In my generation of small-town idiots, the Great Moment, the de-flowering, the un-virginizing, typically occurred in the back seat of a friend’s borrowed Chevy. The girl, a year older than me, had officiated at the same rites of passage for several other high school lads. You would think she would have the routine down pat by the time she got to me, but, unfortunately, not. Pam (not her real name) was inept, and I was stupid, scared, and fumbling beyond imagining. Right from the beginning she freaked me out with her kissing. She was the weirdest kisser I had experienced to that point, and, well, to this day, actually. She would open her mouth as wide as possible and the pound her tongue in and out of my mouth like a piston. It so startled me that all my carefully planned maneuvers dropped out of my mind. So, there was a rubber, and I couldn’t get the package open, then I couldn’t get it on for some reason, then I dropped it on the floorboards. OK, too much information. I’ll spare you the rest, all 15 or 20 seconds of it, except to say that it was a most unpleasant and humiliating “coming” of age ceremony.

▶ _Set task a_: In the listing, swap "arrow-icon" for "arrow-glyph" in the lines starting with the line with "z-axis-label: z — [385, 0, 405, 31]" and going on through the line with "y-axis-arrow-icon — [657, 735, 671, 749]", and give back only those lines, otherwise unchanged.

▶ _Supplied data_:
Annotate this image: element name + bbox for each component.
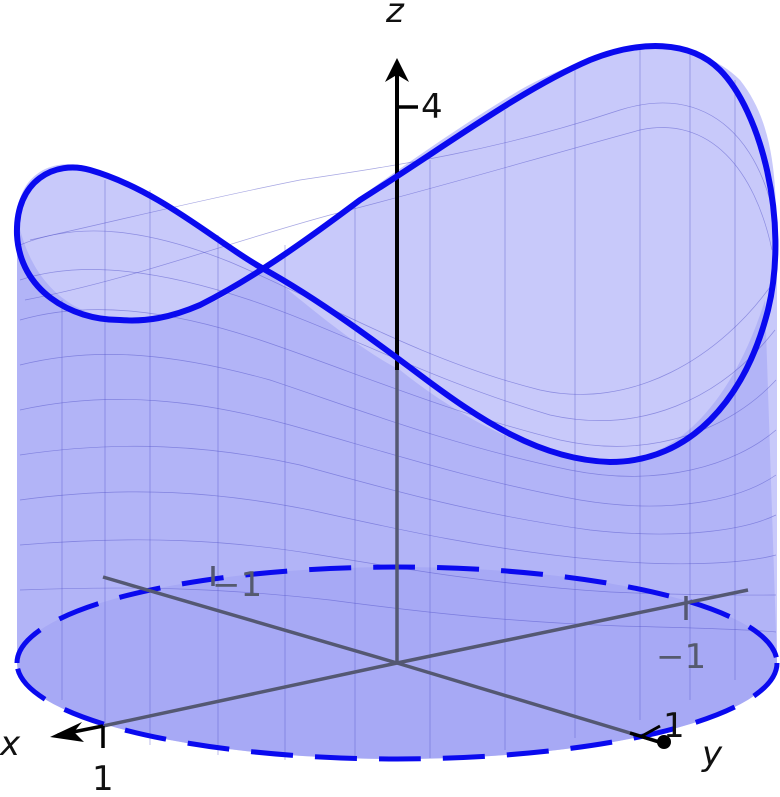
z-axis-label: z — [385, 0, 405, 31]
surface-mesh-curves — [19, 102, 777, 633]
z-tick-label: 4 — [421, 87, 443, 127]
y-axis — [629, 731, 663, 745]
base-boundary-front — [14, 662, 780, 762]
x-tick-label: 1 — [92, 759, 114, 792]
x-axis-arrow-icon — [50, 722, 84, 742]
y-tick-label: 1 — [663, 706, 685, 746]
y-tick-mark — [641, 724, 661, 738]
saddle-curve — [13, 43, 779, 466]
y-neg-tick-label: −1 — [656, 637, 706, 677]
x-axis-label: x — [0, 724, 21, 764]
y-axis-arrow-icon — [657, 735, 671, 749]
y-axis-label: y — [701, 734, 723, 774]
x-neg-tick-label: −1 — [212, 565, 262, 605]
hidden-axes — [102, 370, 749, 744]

▶ _Set task b_: Condense the paragraph of the coming-of-age passage that begins "In my generation of small-town idiots" into a short bulleted list of its main facts.

▶ _Task solution a_:
z-axis-label: z — [385, 0, 405, 31]
surface-mesh-curves — [19, 102, 777, 633]
z-tick-label: 4 — [421, 87, 443, 127]
y-axis — [629, 731, 663, 745]
base-boundary-front — [14, 662, 780, 762]
x-tick-label: 1 — [92, 759, 114, 792]
x-axis-arrow-glyph — [50, 722, 84, 742]
y-tick-label: 1 — [663, 706, 685, 746]
y-tick-mark — [641, 724, 661, 738]
saddle-curve — [13, 43, 779, 466]
y-neg-tick-label: −1 — [656, 637, 706, 677]
x-axis-label: x — [0, 724, 21, 764]
y-axis-arrow-glyph — [657, 735, 671, 749]

▶ _Task solution b_:
- In the narrator's small-town generation, first sexual experiences typically happened in the back seat of a friend's borrowed Chevy.
- The girl, called Pam (not her real name), was a year older and had already been the first for several other high school boys.
- She was inept, and the narrator was stupid, scared and fumbling.
- Her unusual, piston-like kissing startled the narrator and drove out all planned moves.
- The narrator struggled with the condom: couldn't open the package, couldn't put it on, then dropped it on the floorboards.
- The rest lasted 15 or 20 seconds and was an unpleasant, humiliating rite of passage.